>> BEGIN Input records

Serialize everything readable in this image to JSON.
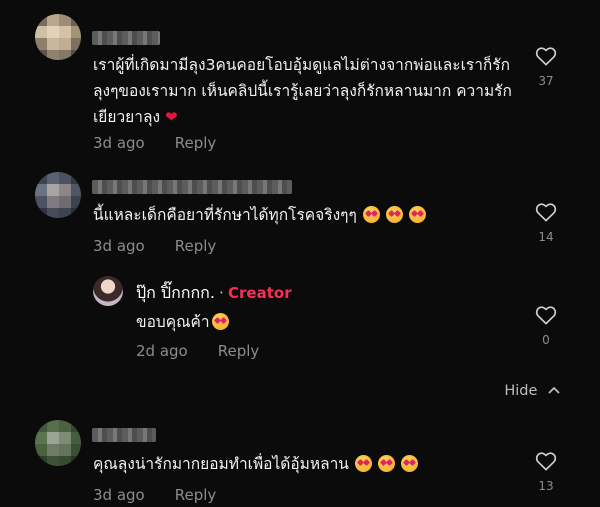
{
  "comments": [
    {
      "text": "เราผู้ที่เกิดมามีลุง3คนคอยโอบอุ้มดูแลไม่ต่างจากพ่อและเราก็รักลุงๆของเรามาก เห็นคลิปนี้เรารู้เลยว่าลุงก็รักหลานมาก ความรักเยียวยาลุง",
      "time": "3d ago",
      "reply": "Reply",
      "likes": "37"
    },
    {
      "text": "นี้แหละเด็กคือยาที่รักษาได้ทุกโรคจริงๆๆ",
      "time": "3d ago",
      "reply": "Reply",
      "likes": "14"
    },
    {
      "author": "ปุ๊ก ปิ๊กกกก.",
      "badge": "Creator",
      "text": "ขอบคุณค้า",
      "time": "2d ago",
      "reply": "Reply",
      "likes": "0"
    },
    {
      "text": "คุณลุงน่ารักมากยอมทำเพื่อได้อุ้มหลาน",
      "time": "3d ago",
      "reply": "Reply",
      "likes": "13"
    }
  ],
  "hide_label": "Hide",
  "icons": {
    "like": "heart-outline-icon",
    "red_heart": "red-heart-emoji",
    "emoji": "heart-eyes-emoji",
    "hide": "chevron-up-icon"
  },
  "colors": {
    "background": "#0b0b0b",
    "creator_badge": "#fe2c55",
    "muted": "#8c8c8c"
  }
}
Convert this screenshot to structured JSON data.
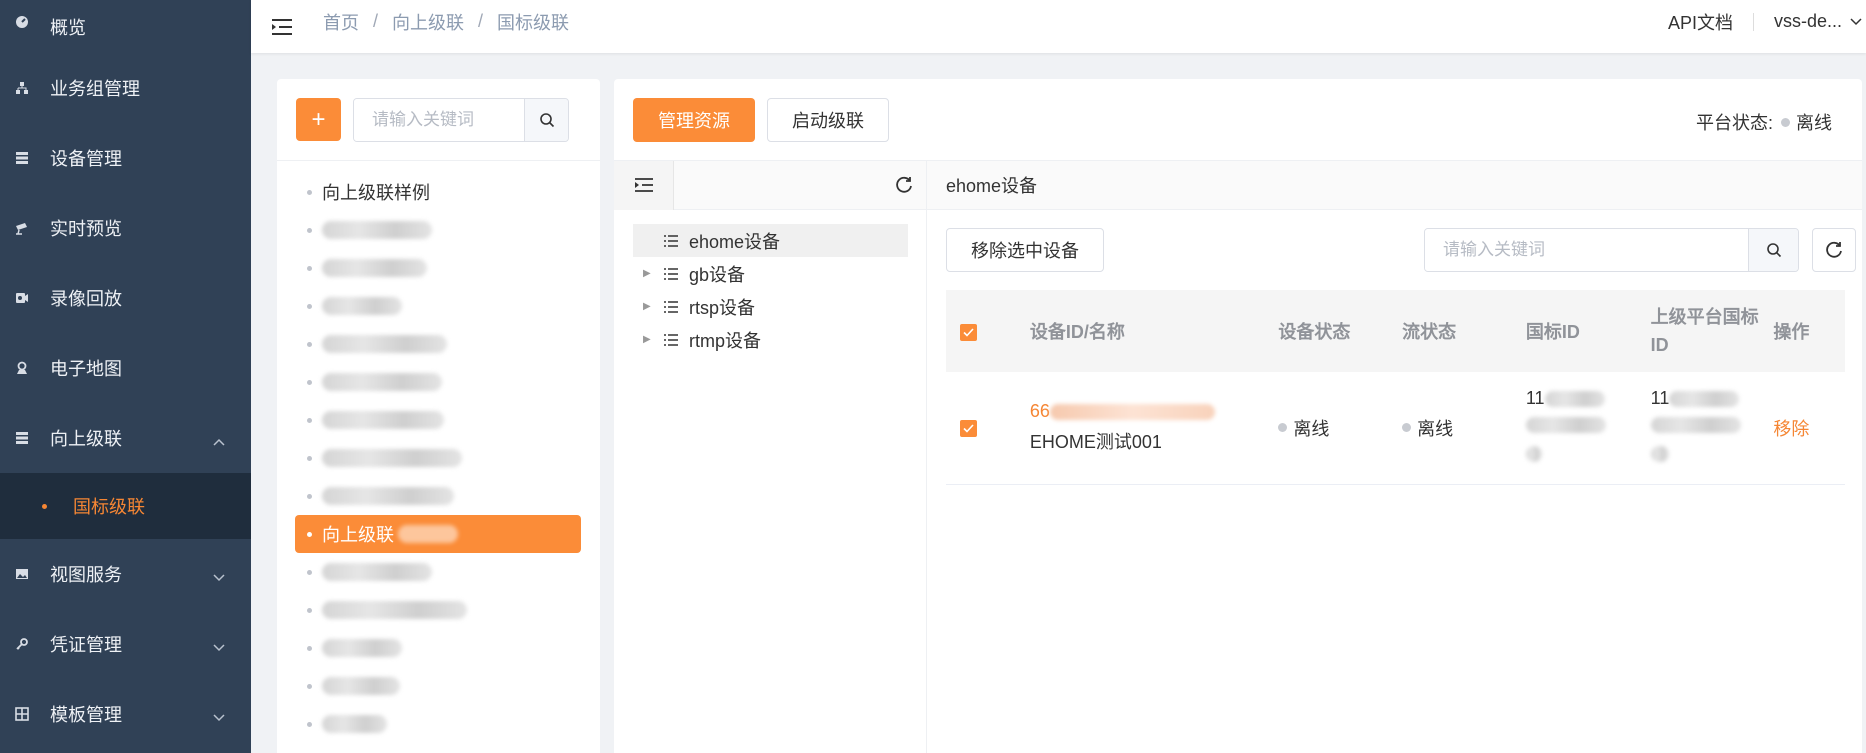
{
  "sidebar": {
    "items": [
      {
        "label": "概览",
        "icon": "dashboard-icon"
      },
      {
        "label": "业务组管理",
        "icon": "org-icon"
      },
      {
        "label": "设备管理",
        "icon": "server-icon"
      },
      {
        "label": "实时预览",
        "icon": "camera-icon"
      },
      {
        "label": "录像回放",
        "icon": "video-icon"
      },
      {
        "label": "电子地图",
        "icon": "map-pin-icon"
      },
      {
        "label": "向上级联",
        "icon": "list-icon"
      },
      {
        "label": "视图服务",
        "icon": "image-icon"
      },
      {
        "label": "凭证管理",
        "icon": "key-icon"
      },
      {
        "label": "模板管理",
        "icon": "grid-icon"
      }
    ],
    "sub_active": "国标级联"
  },
  "topbar": {
    "breadcrumb": [
      "首页",
      "向上级联",
      "国标级联"
    ],
    "api_doc": "API文档",
    "user": "vss-de..."
  },
  "left_panel": {
    "add_label": "+",
    "search_placeholder": "请输入关键词",
    "tree": {
      "first": "向上级联样例",
      "active": "向上级联"
    }
  },
  "right_panel": {
    "manage_label": "管理资源",
    "cascade_label": "启动级联",
    "platform_status_label": "平台状态:",
    "platform_status_value": "离线",
    "device_tree": [
      "ehome设备",
      "gb设备",
      "rtsp设备",
      "rtmp设备"
    ],
    "table_title": "ehome设备",
    "remove_selected_label": "移除选中设备",
    "search_placeholder": "请输入关键词",
    "columns": [
      "设备ID/名称",
      "设备状态",
      "流状态",
      "国标ID",
      "上级平台国标ID",
      "操作"
    ],
    "rows": [
      {
        "id_prefix": "66",
        "name": "EHOME测试001",
        "device_status": "离线",
        "stream_status": "离线",
        "gb_id_prefix": "11",
        "parent_gb_id_prefix": "11",
        "action": "移除"
      }
    ]
  },
  "colors": {
    "accent": "#fb8c38",
    "sidebar": "#304156",
    "sidebar_sub": "#1f2d3d"
  }
}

>> END Input records

Set task:
Output verbatim the lines beginning at the line with "Convert this screenshot" and ending at the last line of the material above, inclusive. Do not carry over any pictures.

Finished answer:
Convert this screenshot to structured JSON data.
{
  "sidebar": {
    "items": [
      {
        "label": "概览",
        "icon": "dashboard-icon"
      },
      {
        "label": "业务组管理",
        "icon": "org-icon"
      },
      {
        "label": "设备管理",
        "icon": "server-icon"
      },
      {
        "label": "实时预览",
        "icon": "camera-icon"
      },
      {
        "label": "录像回放",
        "icon": "video-icon"
      },
      {
        "label": "电子地图",
        "icon": "map-pin-icon"
      },
      {
        "label": "向上级联",
        "icon": "list-icon"
      },
      {
        "label": "视图服务",
        "icon": "image-icon"
      },
      {
        "label": "凭证管理",
        "icon": "key-icon"
      },
      {
        "label": "模板管理",
        "icon": "grid-icon"
      }
    ],
    "sub_active": "国标级联"
  },
  "topbar": {
    "breadcrumb": [
      "首页",
      "向上级联",
      "国标级联"
    ],
    "api_doc": "API文档",
    "user": "vss-de..."
  },
  "left_panel": {
    "add_label": "+",
    "search_placeholder": "请输入关键词",
    "tree": {
      "first": "向上级联样例",
      "active": "向上级联"
    }
  },
  "right_panel": {
    "manage_label": "管理资源",
    "cascade_label": "启动级联",
    "platform_status_label": "平台状态:",
    "platform_status_value": "离线",
    "device_tree": [
      "ehome设备",
      "gb设备",
      "rtsp设备",
      "rtmp设备"
    ],
    "table_title": "ehome设备",
    "remove_selected_label": "移除选中设备",
    "search_placeholder": "请输入关键词",
    "columns": [
      "设备ID/名称",
      "设备状态",
      "流状态",
      "国标ID",
      "上级平台国标ID",
      "操作"
    ],
    "rows": [
      {
        "id_prefix": "66",
        "name": "EHOME测试001",
        "device_status": "离线",
        "stream_status": "离线",
        "gb_id_prefix": "11",
        "parent_gb_id_prefix": "11",
        "action": "移除"
      }
    ]
  },
  "colors": {
    "accent": "#fb8c38",
    "sidebar": "#304156",
    "sidebar_sub": "#1f2d3d"
  }
}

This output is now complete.